>> Begin SELECTED EXCERPT
[PATCH] D53379: GSYM symbolication format

Fri Oct 26 11:15:32 PDT 2018

lemo added inline comments.

================
Comment at: lib/DebugInfo/GSYM/README.md:59
+### Address Data Offsets Table
+The address data offsets table immediately follows the address table and consists of `Header.num_addrs` 32 bit file offsets: one for each address in the address table. The offsets in this table are the absolute file offset to the address data for each address in the address table. Keeping this data separate from the address table helps to reduce the number of pages that are touched when address lookups occur on a GSYM file.
+
----------------
clayborg wrote:
> lemo wrote:
> > Why absolute offsets as opposed to relative offsets into the data section? 
> > 1. at very least it makes it easier to manipulate the file format
> > 2. it may also enable short offsets?
> > 3. also consistent with strings offsets
> We need to be able to binary search this table for your address. If we use relative offsets, then we can't do that. The idea is to mmap this file and use the data as is with minimal setup.
>> End SELECTED EXCERPT
#### JOB
Decide whether each statement agrees with the GSYM review thread, answering yes or no and quoting the words from it that settle the matter. (a) The address data offsets table comes directly after the address table. (b) Each offset in that table is 64 bits wide. (c) The reply from clayborg says the file is meant to be mmapped and used with minimal setup.
>> Begin DATA LINES
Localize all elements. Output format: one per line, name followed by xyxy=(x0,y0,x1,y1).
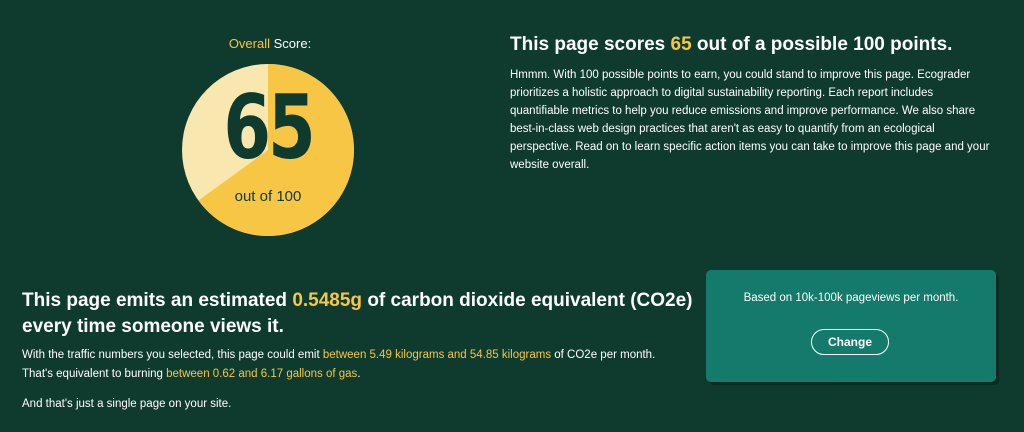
>> End DATA LINES
#### COMPLETE OUTPUT
(a) Yes: "immediately follows the address table"
(b) No: "32 bit file offsets"
(c) Yes: "The idea is to mmap this file and use the data as is with minimal setup."